Exercise tasks
**1)** Answer these questions from the FBI iPhone article:
(a) Which two people did Apple plan to call as witnesses?
(b) By what date did the judge allow the FBI to determine whether the proposed hack is viable?
(c) Which version of iOS was the iPhone in question running?
**2)** Write the next part of the FBI iPhone article, picking up after its final sentence.

Excerpted text
The FBI iPhone backdoor case was put on hold temporarily, as reports surfaced of a possible hack that would allow FBI access without the help of Apple.

It seemed, for a moment, there might be movement in the court proceedings between Apple and the FBI. But now, it has been reported that the FBI may no longer need Apple's help to access the iPhone of deceased San Bernardino, Calif., shooter Syed Rizwan Farook.

After weeks of increasingly vitriolic comments from Apple and the FBI over whether Apple should be compelled to create an FBI iPhone backdoor, the two were scheduled to meet in court this past Tuesday. Last week, the FBI asked for that meeting to be an evidentiary hearing, meaning both sides would call expert witnesses to provide testimony.

Apple lawyers were reportedly surprised by the move, but were confident in its planned witnesses -- Erik Neuenschwander, Apple's leading cryptography expert; and Lisa Olle, the Apple attorney who dealt with the FBI as it requested details from the phone -- and its argument that the government was overstepping the purview of the All Writs Act.

That hearing never happened, because the Department of Justice (DOJ) filed a motion with the federal court to cancel the hearing, saying that a potential hack was found that could negate the need for Apple to create an FBI iPhone backdoor.

"On Sunday, March 20, 2016, an outside party demonstrated to the FBI a possible method for unlocking [terrorist Syed] Farook's iPhone," the DOJ wrote in the filing. "Testing is required to determine whether it is a viable method that will not compromise data on Farook's iPhone. If the method is viable, it should eliminate the need for the assistance from Apple Inc. ("Apple") set forth in the All Writs Act Order in this case."

U.S. Magistrate Judge Sheri Pym agreed to postpone the hearing, and allowed the FBI until April 5 to determine if the proposed hack is viable. Apple reportedly planned to request further information regarding the potential vulnerability.

Who is helping the FBI?

Speculation began immediately on social media to determine what the possible method might be, and numerous unnamed industry experts have been cited as saying mobile forensic software provider Cellebrite, based in Israel, is that company.

It is unclear what method Cellebrite may have to allow the FBI access to the iPhone in question, but in August 2013, the FBI announced a contract with Cellebrite to purchase two Cellebrite UFED Touch Ultimate Kits. According to Cellebrite's website, the UFED Series "enables forensically sound data extraction, decoding and analysis techniques to obtain existing and deleted data" from supported devices.

However, the company website makes it clear the device has limitations, including not being able to physically extract data from iPhones newer than the iPhone 4 -- Farook's device was an iPhone 5c -- and only being able to extract logical or file-system data when devices are already unlocked. Additionally, the Cellebrite website only references decrypting data from iOS 4, 5 or 6, whereas the FBI iPhone in question was running iOS 9.

Whether or not the technique is related to Cellebrite's UFED kit, Morey Haber, vice president of technology at Phoenix-based BeyondTrust Inc., said he believes the crack to be "very real."

Given information
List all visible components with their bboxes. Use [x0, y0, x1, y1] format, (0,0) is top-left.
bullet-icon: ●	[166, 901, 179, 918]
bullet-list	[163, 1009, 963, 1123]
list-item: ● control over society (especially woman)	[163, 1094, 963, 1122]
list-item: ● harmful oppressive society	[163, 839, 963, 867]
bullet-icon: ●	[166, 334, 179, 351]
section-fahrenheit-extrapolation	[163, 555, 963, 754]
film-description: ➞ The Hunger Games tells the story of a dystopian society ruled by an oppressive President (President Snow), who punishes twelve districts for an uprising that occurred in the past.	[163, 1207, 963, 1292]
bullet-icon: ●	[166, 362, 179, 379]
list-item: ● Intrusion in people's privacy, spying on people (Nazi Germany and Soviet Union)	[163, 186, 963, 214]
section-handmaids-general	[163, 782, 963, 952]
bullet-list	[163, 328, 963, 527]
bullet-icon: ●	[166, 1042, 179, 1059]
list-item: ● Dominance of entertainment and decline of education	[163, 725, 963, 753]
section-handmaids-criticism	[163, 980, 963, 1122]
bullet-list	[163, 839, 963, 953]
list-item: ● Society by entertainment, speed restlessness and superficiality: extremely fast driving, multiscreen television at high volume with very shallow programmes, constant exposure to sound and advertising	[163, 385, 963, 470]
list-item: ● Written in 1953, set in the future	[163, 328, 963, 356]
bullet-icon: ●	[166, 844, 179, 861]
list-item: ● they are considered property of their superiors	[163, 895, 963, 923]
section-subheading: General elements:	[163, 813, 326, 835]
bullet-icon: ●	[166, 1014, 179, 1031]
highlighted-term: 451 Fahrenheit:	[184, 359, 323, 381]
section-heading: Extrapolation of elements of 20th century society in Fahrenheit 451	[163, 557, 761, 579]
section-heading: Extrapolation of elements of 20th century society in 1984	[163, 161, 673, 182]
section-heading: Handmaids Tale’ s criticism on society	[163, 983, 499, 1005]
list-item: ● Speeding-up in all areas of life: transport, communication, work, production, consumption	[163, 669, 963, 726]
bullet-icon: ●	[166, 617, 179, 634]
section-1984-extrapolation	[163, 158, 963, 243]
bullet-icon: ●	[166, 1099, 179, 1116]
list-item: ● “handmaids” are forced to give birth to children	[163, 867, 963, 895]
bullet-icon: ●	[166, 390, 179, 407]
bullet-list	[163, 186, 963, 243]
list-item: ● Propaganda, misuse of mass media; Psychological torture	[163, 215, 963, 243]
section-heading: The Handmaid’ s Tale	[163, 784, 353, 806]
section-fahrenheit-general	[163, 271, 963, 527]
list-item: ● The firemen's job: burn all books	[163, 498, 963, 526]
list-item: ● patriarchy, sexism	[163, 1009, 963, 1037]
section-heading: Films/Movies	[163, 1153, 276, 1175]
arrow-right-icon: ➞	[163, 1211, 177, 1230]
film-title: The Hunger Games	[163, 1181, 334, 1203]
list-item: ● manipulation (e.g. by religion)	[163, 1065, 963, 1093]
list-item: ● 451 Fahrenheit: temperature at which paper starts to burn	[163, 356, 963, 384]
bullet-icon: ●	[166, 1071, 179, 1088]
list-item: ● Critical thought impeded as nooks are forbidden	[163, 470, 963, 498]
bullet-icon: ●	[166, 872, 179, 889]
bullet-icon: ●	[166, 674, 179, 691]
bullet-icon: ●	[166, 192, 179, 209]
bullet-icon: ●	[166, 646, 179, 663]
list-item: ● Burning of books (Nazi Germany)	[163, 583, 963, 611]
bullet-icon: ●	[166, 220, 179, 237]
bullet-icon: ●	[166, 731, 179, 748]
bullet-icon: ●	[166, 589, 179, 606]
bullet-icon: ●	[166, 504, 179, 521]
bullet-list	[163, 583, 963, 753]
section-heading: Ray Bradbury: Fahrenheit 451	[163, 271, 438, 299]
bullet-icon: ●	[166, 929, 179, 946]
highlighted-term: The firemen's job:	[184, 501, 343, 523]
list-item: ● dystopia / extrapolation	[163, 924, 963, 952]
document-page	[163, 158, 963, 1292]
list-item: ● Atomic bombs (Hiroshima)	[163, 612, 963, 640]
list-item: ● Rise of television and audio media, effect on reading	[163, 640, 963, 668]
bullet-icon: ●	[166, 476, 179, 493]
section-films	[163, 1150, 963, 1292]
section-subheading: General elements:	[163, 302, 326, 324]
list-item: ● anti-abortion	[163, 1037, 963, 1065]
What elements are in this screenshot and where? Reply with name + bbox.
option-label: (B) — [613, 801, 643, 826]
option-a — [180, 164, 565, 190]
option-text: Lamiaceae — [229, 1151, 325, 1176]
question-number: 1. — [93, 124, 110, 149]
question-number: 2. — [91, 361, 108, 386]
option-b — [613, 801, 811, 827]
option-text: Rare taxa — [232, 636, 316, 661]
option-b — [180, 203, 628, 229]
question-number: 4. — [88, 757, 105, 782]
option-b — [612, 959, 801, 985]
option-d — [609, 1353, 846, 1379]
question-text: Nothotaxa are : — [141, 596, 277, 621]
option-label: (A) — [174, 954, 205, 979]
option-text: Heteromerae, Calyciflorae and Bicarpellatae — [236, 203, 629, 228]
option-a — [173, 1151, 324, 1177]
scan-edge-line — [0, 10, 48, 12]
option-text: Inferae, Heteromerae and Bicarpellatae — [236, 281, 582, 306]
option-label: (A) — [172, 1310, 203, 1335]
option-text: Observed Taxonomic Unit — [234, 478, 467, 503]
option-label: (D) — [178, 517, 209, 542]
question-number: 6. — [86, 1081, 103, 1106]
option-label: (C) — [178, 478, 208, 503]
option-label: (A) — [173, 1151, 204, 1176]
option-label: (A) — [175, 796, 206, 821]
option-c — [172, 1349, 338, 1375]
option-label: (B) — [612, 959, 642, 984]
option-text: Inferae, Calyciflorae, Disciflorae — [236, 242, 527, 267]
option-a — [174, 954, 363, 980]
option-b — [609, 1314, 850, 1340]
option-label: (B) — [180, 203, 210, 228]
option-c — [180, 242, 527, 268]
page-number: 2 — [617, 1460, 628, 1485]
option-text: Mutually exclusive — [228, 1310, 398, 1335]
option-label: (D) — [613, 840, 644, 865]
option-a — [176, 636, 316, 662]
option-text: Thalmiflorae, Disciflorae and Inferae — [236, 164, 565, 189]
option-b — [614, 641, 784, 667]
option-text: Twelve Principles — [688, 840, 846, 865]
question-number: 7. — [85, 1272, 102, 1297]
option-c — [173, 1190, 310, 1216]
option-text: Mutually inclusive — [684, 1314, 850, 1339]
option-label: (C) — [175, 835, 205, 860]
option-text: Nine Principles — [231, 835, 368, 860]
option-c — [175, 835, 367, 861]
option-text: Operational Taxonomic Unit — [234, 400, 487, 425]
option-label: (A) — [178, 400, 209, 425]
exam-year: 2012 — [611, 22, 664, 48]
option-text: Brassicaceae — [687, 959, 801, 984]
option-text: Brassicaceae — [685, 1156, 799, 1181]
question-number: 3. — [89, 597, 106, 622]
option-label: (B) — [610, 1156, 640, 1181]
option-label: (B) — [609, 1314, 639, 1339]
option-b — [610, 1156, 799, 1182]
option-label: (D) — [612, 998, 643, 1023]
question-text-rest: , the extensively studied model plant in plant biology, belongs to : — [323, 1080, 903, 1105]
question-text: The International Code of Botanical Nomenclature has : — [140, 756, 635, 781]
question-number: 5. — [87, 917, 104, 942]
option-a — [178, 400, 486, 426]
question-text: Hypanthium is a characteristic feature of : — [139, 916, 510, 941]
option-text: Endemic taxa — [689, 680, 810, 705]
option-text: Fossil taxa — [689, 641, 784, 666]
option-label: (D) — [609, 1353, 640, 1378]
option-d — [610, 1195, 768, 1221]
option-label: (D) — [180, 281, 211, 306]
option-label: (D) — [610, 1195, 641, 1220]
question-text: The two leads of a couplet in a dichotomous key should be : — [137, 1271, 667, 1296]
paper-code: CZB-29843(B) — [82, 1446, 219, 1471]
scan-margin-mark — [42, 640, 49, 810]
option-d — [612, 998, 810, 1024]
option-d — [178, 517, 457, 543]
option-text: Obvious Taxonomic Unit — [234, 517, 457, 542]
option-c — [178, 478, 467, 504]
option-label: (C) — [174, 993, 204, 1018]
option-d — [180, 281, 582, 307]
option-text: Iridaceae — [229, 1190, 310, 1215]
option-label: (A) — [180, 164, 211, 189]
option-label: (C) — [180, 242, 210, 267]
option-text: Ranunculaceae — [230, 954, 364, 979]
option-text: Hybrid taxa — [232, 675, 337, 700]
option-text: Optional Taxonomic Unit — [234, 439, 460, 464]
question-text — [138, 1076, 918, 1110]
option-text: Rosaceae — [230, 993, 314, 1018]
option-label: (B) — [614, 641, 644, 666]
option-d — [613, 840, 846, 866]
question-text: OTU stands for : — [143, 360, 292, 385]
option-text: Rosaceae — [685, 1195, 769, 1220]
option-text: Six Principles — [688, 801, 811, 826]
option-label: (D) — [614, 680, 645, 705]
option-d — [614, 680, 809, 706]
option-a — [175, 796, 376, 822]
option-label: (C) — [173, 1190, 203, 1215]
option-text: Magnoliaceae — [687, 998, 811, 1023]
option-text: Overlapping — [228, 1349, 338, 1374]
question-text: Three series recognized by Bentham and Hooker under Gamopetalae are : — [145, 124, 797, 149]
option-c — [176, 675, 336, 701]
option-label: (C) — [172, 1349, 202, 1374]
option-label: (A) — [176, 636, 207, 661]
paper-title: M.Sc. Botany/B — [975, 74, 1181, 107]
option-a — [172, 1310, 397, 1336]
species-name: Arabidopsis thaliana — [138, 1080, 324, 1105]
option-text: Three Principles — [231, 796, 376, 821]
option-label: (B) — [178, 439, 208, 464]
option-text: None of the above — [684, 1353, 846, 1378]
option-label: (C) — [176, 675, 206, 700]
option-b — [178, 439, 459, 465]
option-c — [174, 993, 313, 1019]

Per-task outputs
**1)**
(a) Erik Neuenschwander and Lisa Olle
(b) April 5
(c) iOS 9

**2)**
"This development really changes the game. Outside of physically disassembling the device, if any vulnerabilities and exploits are found or being used, including physically modifying the device, these methods may question companies' willingness to participate in ethical proper disclosure," Haber said. "While the industry is fully aware that zero [day] vulnerabilities are for sale, the balance of releasing them to improve security verses litigation like the Wassenaar Agreement may prevent companies like this from selling these hacks across country boundaries. This serves both the FBI's and Apple's arguments for engineering a method into the device, and produces a need that third-party companies are willing to try and meet, despite legal and ethical ramifications."

DOJ is confident

Attorney General Loretta Lynch said in a news conference on Thursday that the DOJ is "trying to exhaust all investigative tools," including using techniques offered by third parties. She said she was hopeful the new technique would work, but said it left open the question of whether the phone contained useful evidence.

"It has always been our goal to extract the information that may be on that phone and determine what information or evidence it may give us about this deadly attack," Lynch said. "At this point, it's really too early to say how that's going to work out."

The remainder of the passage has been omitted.